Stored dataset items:
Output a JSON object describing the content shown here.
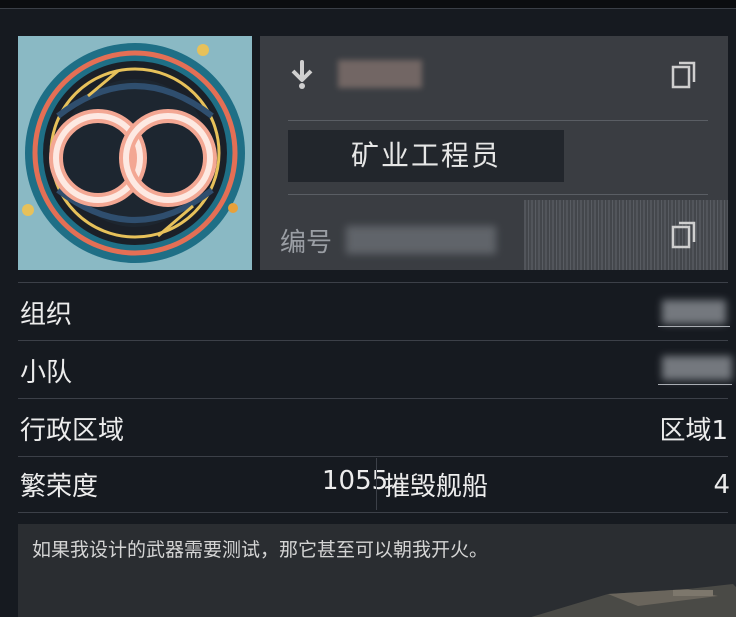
{
  "profile": {
    "title": "矿业工程员",
    "id_label": "编号"
  },
  "details": {
    "organization_label": "组织",
    "squad_label": "小队",
    "region_label": "行政区域",
    "region_value": "区域1",
    "prosperity_label": "繁荣度",
    "prosperity_value": "1055",
    "destroyed_ships_label": "摧毁舰船",
    "destroyed_ships_value": "4"
  },
  "bio": "如果我设计的武器需要测试，那它甚至可以朝我开火。",
  "icons": {
    "download": "download-icon",
    "copy": "copy-icon",
    "avatar": "interlocking-rings-emblem"
  },
  "colors": {
    "background": "#161a20",
    "panel": "#3a3d42",
    "role_badge": "#22262c",
    "avatar_bg": "#8ab9c4",
    "ring": "#f0a893"
  }
}
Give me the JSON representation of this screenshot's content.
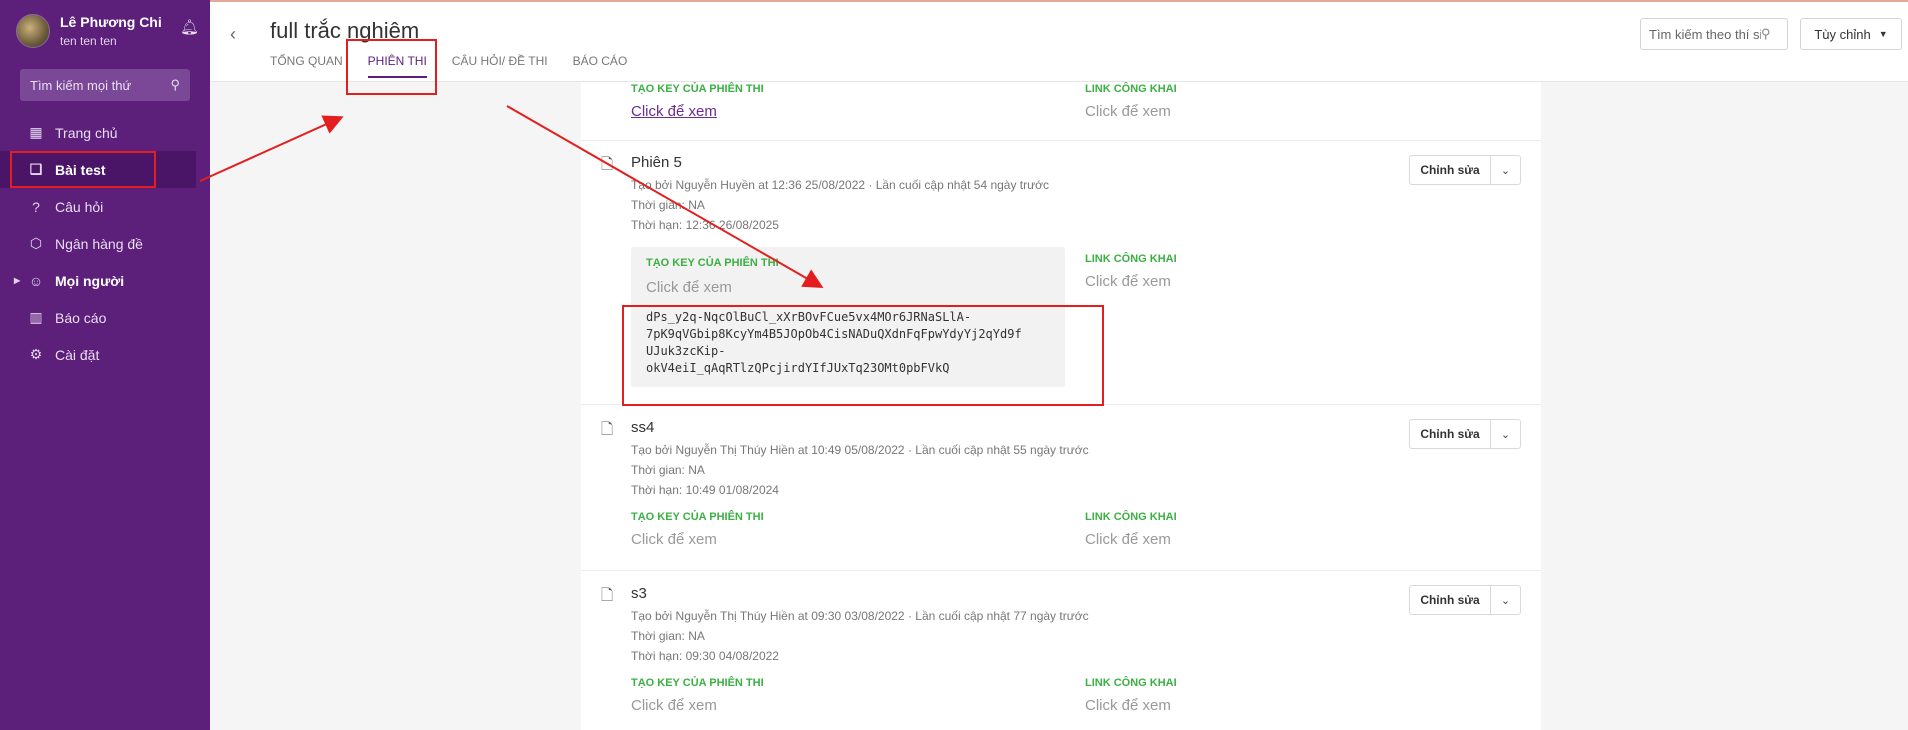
{
  "sidebar": {
    "user_name": "Lê Phương Chi",
    "user_sub": "ten ten ten",
    "search_placeholder": "Tìm kiếm mọi thứ",
    "items": [
      {
        "label": "Trang chủ",
        "icon": "grid-icon",
        "glyph": "▦"
      },
      {
        "label": "Bài test",
        "icon": "book-icon",
        "glyph": "❑",
        "active": true
      },
      {
        "label": "Câu hỏi",
        "icon": "question-icon",
        "glyph": "?"
      },
      {
        "label": "Ngân hàng đề",
        "icon": "cube-icon",
        "glyph": "⬡"
      },
      {
        "label": "Mọi người",
        "icon": "user-circle-icon",
        "glyph": "☺"
      },
      {
        "label": "Báo cáo",
        "icon": "bar-chart-icon",
        "glyph": "▥"
      },
      {
        "label": "Cài đặt",
        "icon": "gear-icon",
        "glyph": "⚙"
      }
    ]
  },
  "header": {
    "title": "full trắc nghiệm",
    "tabs": [
      "TỔNG QUAN",
      "PHIÊN THI",
      "CÂU HỎI/ ĐỀ THI",
      "BÁO CÁO"
    ],
    "active_tab": "PHIÊN THI",
    "search_placeholder": "Tìm kiếm theo thí sinh",
    "custom_label": "Tùy chỉnh"
  },
  "labels": {
    "key_label": "TẠO KEY CỦA PHIÊN THI",
    "public_label": "LINK CÔNG KHAI",
    "click_view": "Click để xem",
    "edit": "Chỉnh sửa"
  },
  "sessions": [
    {
      "name": "Phiên 5",
      "created": "Tạo bởi Nguyễn Huyền at 12:36 25/08/2022 · Lần cuối cập nhật 54 ngày trước",
      "time": "Thời gian: NA",
      "deadline": "Thời hạn: 12:36 26/08/2025",
      "key": "dPs_y2q-NqcOlBuCl_xXrBOvFCue5vx4MOr6JRNaSLlA-\n7pK9qVGbip8KcyYm4B5JOpOb4CisNADuQXdnFqFpwYdyYj2qYd9f\nUJuk3zcKip-\nokV4eiI_qAqRTlzQPcjirdYIfJUxTq23OMt0pbFVkQ"
    },
    {
      "name": "ss4",
      "created": "Tạo bởi Nguyễn Thị Thúy Hiền at 10:49 05/08/2022 · Lần cuối cập nhật 55 ngày trước",
      "time": "Thời gian: NA",
      "deadline": "Thời hạn: 10:49 01/08/2024"
    },
    {
      "name": "s3",
      "created": "Tạo bởi Nguyễn Thị Thúy Hiền at 09:30 03/08/2022 · Lần cuối cập nhật 77 ngày trước",
      "time": "Thời gian: NA",
      "deadline": "Thời hạn: 09:30 04/08/2022"
    }
  ],
  "colors": {
    "sidebar_bg": "#5c1f7a",
    "accent": "#5c1f7a",
    "label_green": "#3cb043",
    "annotation_red": "#e41e1e"
  }
}
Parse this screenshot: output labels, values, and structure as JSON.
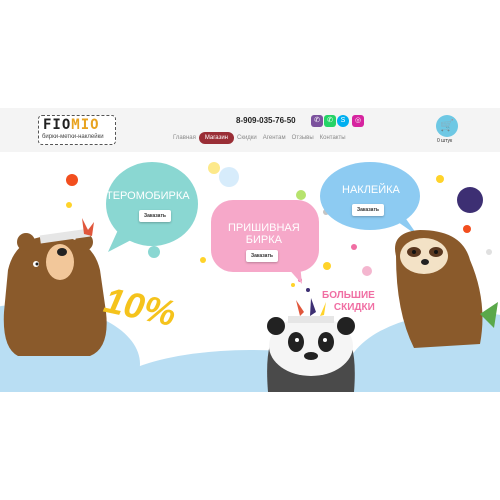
{
  "logo": {
    "text_main": "FIO",
    "text_accent": "MIO",
    "tagline": "бирки-метки-наклейки"
  },
  "header": {
    "phone": "8-909-035-76-50",
    "social_icons": [
      "viber-icon",
      "whatsapp-icon",
      "skype-icon",
      "instagram-icon"
    ],
    "social_colors": [
      "#7b519d",
      "#25d366",
      "#00aff0",
      "#d6249f"
    ]
  },
  "nav": {
    "items": [
      {
        "label": "Главная"
      },
      {
        "label": "Магазин"
      },
      {
        "label": "Скидки"
      },
      {
        "label": "Агентам"
      },
      {
        "label": "Отзывы"
      },
      {
        "label": "Контакты"
      }
    ],
    "active": "Магазин"
  },
  "cart": {
    "count_label": "0 штук",
    "icon": "cart-icon",
    "color": "#6ec8e4"
  },
  "hero": {
    "bubble1": {
      "title": "ТЕРОМОБИРКА",
      "button": "Заказать",
      "color": "#8ad7d2"
    },
    "bubble2": {
      "title_line1": "ПРИШИВНАЯ",
      "title_line2": "БИРКА",
      "button": "Заказать",
      "color": "#f6a8c9"
    },
    "bubble3": {
      "title": "НАКЛЕЙКА",
      "button": "Заказать",
      "color": "#8dcbf2"
    },
    "discount_value": "10%",
    "promo_line1": "БОЛЬШИЕ",
    "promo_line2": "СКИДКИ"
  },
  "colors": {
    "accent": "#9a2e36",
    "promo": "#f06ea3",
    "percent": "#f5c31c",
    "ground": "#b9def3"
  }
}
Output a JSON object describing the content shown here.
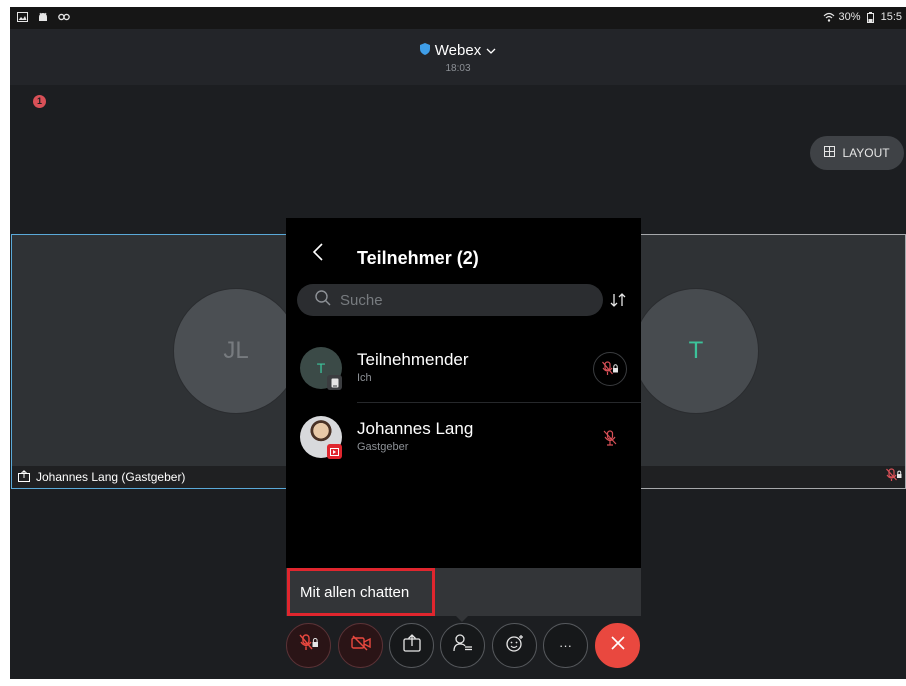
{
  "status_bar": {
    "battery": "30%",
    "time": "15:5"
  },
  "header": {
    "app_name": "Webex",
    "time": "18:03"
  },
  "alert_badge": "1",
  "layout_button": {
    "label": "LAYOUT",
    "icon": "grid-icon"
  },
  "tiles": [
    {
      "initials": "JL",
      "label": "Johannes Lang (Gastgeber)",
      "icon": "share-icon"
    },
    {
      "initials": "T",
      "icon": "mic-muted-lock-icon"
    }
  ],
  "panel": {
    "title": "Teilnehmer (2)",
    "search_placeholder": "Suche",
    "participants": [
      {
        "initials": "T",
        "name": "Teilnehmender",
        "role": "Ich",
        "device_icon": "tablet-icon",
        "mic_icon": "mic-muted-lock-icon"
      },
      {
        "name": "Johannes Lang",
        "role": "Gastgeber",
        "device_icon": "presenting-icon",
        "mic_icon": "mic-muted-icon"
      }
    ]
  },
  "chat": {
    "label": "Mit allen chatten"
  },
  "controls": [
    {
      "icon": "mic-muted-lock-icon"
    },
    {
      "icon": "video-off-icon"
    },
    {
      "icon": "share-icon"
    },
    {
      "icon": "participants-icon"
    },
    {
      "icon": "reaction-icon"
    },
    {
      "icon": "more-icon",
      "label": "···"
    },
    {
      "icon": "end-call-icon"
    }
  ],
  "colors": {
    "accent_green": "#3cc29a",
    "muted_red": "#d85057",
    "end_call": "#e9483f",
    "highlight_box": "#e0262e",
    "tile_border": "#5aa9d8"
  }
}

__Exercise objective__:
Print the whole listing above once more, word for word, without its pictures.

__Result for this task__:
Output a JSON object describing the content shown here.
{
  "profile": {
    "title": "矿业工程员",
    "id_label": "编号"
  },
  "details": {
    "organization_label": "组织",
    "squad_label": "小队",
    "region_label": "行政区域",
    "region_value": "区域1",
    "prosperity_label": "繁荣度",
    "prosperity_value": "1055",
    "destroyed_ships_label": "摧毁舰船",
    "destroyed_ships_value": "4"
  },
  "bio": "如果我设计的武器需要测试，那它甚至可以朝我开火。",
  "icons": {
    "download": "download-icon",
    "copy": "copy-icon",
    "avatar": "interlocking-rings-emblem"
  },
  "colors": {
    "background": "#161a20",
    "panel": "#3a3d42",
    "role_badge": "#22262c",
    "avatar_bg": "#8ab9c4",
    "ring": "#f0a893"
  }
}
Give me the JSON representation of this screenshot's content.
{
  "sidebar": {
    "user_name": "Lê Phương Chi",
    "user_sub": "ten ten ten",
    "search_placeholder": "Tìm kiếm mọi thứ",
    "items": [
      {
        "label": "Trang chủ",
        "icon": "grid-icon",
        "glyph": "▦"
      },
      {
        "label": "Bài test",
        "icon": "book-icon",
        "glyph": "❑",
        "active": true
      },
      {
        "label": "Câu hỏi",
        "icon": "question-icon",
        "glyph": "?"
      },
      {
        "label": "Ngân hàng đề",
        "icon": "cube-icon",
        "glyph": "⬡"
      },
      {
        "label": "Mọi người",
        "icon": "user-circle-icon",
        "glyph": "☺"
      },
      {
        "label": "Báo cáo",
        "icon": "bar-chart-icon",
        "glyph": "▥"
      },
      {
        "label": "Cài đặt",
        "icon": "gear-icon",
        "glyph": "⚙"
      }
    ]
  },
  "header": {
    "title": "full trắc nghiệm",
    "tabs": [
      "TỔNG QUAN",
      "PHIÊN THI",
      "CÂU HỎI/ ĐỀ THI",
      "BÁO CÁO"
    ],
    "active_tab": "PHIÊN THI",
    "search_placeholder": "Tìm kiếm theo thí sinh",
    "custom_label": "Tùy chỉnh"
  },
  "labels": {
    "key_label": "TẠO KEY CỦA PHIÊN THI",
    "public_label": "LINK CÔNG KHAI",
    "click_view": "Click để xem",
    "edit": "Chỉnh sửa"
  },
  "sessions": [
    {
      "name": "Phiên 5",
      "created": "Tạo bởi Nguyễn Huyền at 12:36 25/08/2022 · Lần cuối cập nhật 54 ngày trước",
      "time": "Thời gian: NA",
      "deadline": "Thời hạn: 12:36 26/08/2025",
      "key": "dPs_y2q-NqcOlBuCl_xXrBOvFCue5vx4MOr6JRNaSLlA-\n7pK9qVGbip8KcyYm4B5JOpOb4CisNADuQXdnFqFpwYdyYj2qYd9f\nUJuk3zcKip-\nokV4eiI_qAqRTlzQPcjirdYIfJUxTq23OMt0pbFVkQ"
    },
    {
      "name": "ss4",
      "created": "Tạo bởi Nguyễn Thị Thúy Hiền at 10:49 05/08/2022 · Lần cuối cập nhật 55 ngày trước",
      "time": "Thời gian: NA",
      "deadline": "Thời hạn: 10:49 01/08/2024"
    },
    {
      "name": "s3",
      "created": "Tạo bởi Nguyễn Thị Thúy Hiền at 09:30 03/08/2022 · Lần cuối cập nhật 77 ngày trước",
      "time": "Thời gian: NA",
      "deadline": "Thời hạn: 09:30 04/08/2022"
    }
  ],
  "colors": {
    "sidebar_bg": "#5c1f7a",
    "accent": "#5c1f7a",
    "label_green": "#3cb043",
    "annotation_red": "#e41e1e"
  }
}
Parse this screenshot: output labels, values, and structure as JSON.
{
  "logo": {
    "text_main": "FIO",
    "text_accent": "MIO",
    "tagline": "бирки-метки-наклейки"
  },
  "header": {
    "phone": "8-909-035-76-50",
    "social_icons": [
      "viber-icon",
      "whatsapp-icon",
      "skype-icon",
      "instagram-icon"
    ],
    "social_colors": [
      "#7b519d",
      "#25d366",
      "#00aff0",
      "#d6249f"
    ]
  },
  "nav": {
    "items": [
      {
        "label": "Главная"
      },
      {
        "label": "Магазин"
      },
      {
        "label": "Скидки"
      },
      {
        "label": "Агентам"
      },
      {
        "label": "Отзывы"
      },
      {
        "label": "Контакты"
      }
    ],
    "active": "Магазин"
  },
  "cart": {
    "count_label": "0 штук",
    "icon": "cart-icon",
    "color": "#6ec8e4"
  },
  "hero": {
    "bubble1": {
      "title": "ТЕРОМОБИРКА",
      "button": "Заказать",
      "color": "#8ad7d2"
    },
    "bubble2": {
      "title_line1": "ПРИШИВНАЯ",
      "title_line2": "БИРКА",
      "button": "Заказать",
      "color": "#f6a8c9"
    },
    "bubble3": {
      "title": "НАКЛЕЙКА",
      "button": "Заказать",
      "color": "#8dcbf2"
    },
    "discount_value": "10%",
    "promo_line1": "БОЛЬШИЕ",
    "promo_line2": "СКИДКИ"
  },
  "colors": {
    "accent": "#9a2e36",
    "promo": "#f06ea3",
    "percent": "#f5c31c",
    "ground": "#b9def3"
  }
}
Output a JSON object describing the content shown here.
{
  "status_bar": {
    "battery": "30%",
    "time": "15:5"
  },
  "header": {
    "app_name": "Webex",
    "time": "18:03"
  },
  "alert_badge": "1",
  "layout_button": {
    "label": "LAYOUT",
    "icon": "grid-icon"
  },
  "tiles": [
    {
      "initials": "JL",
      "label": "Johannes Lang (Gastgeber)",
      "icon": "share-icon"
    },
    {
      "initials": "T",
      "icon": "mic-muted-lock-icon"
    }
  ],
  "panel": {
    "title": "Teilnehmer (2)",
    "search_placeholder": "Suche",
    "participants": [
      {
        "initials": "T",
        "name": "Teilnehmender",
        "role": "Ich",
        "device_icon": "tablet-icon",
        "mic_icon": "mic-muted-lock-icon"
      },
      {
        "name": "Johannes Lang",
        "role": "Gastgeber",
        "device_icon": "presenting-icon",
        "mic_icon": "mic-muted-icon"
      }
    ]
  },
  "chat": {
    "label": "Mit allen chatten"
  },
  "controls": [
    {
      "icon": "mic-muted-lock-icon"
    },
    {
      "icon": "video-off-icon"
    },
    {
      "icon": "share-icon"
    },
    {
      "icon": "participants-icon"
    },
    {
      "icon": "reaction-icon"
    },
    {
      "icon": "more-icon",
      "label": "···"
    },
    {
      "icon": "end-call-icon"
    }
  ],
  "colors": {
    "accent_green": "#3cc29a",
    "muted_red": "#d85057",
    "end_call": "#e9483f",
    "highlight_box": "#e0262e",
    "tile_border": "#5aa9d8"
  }
}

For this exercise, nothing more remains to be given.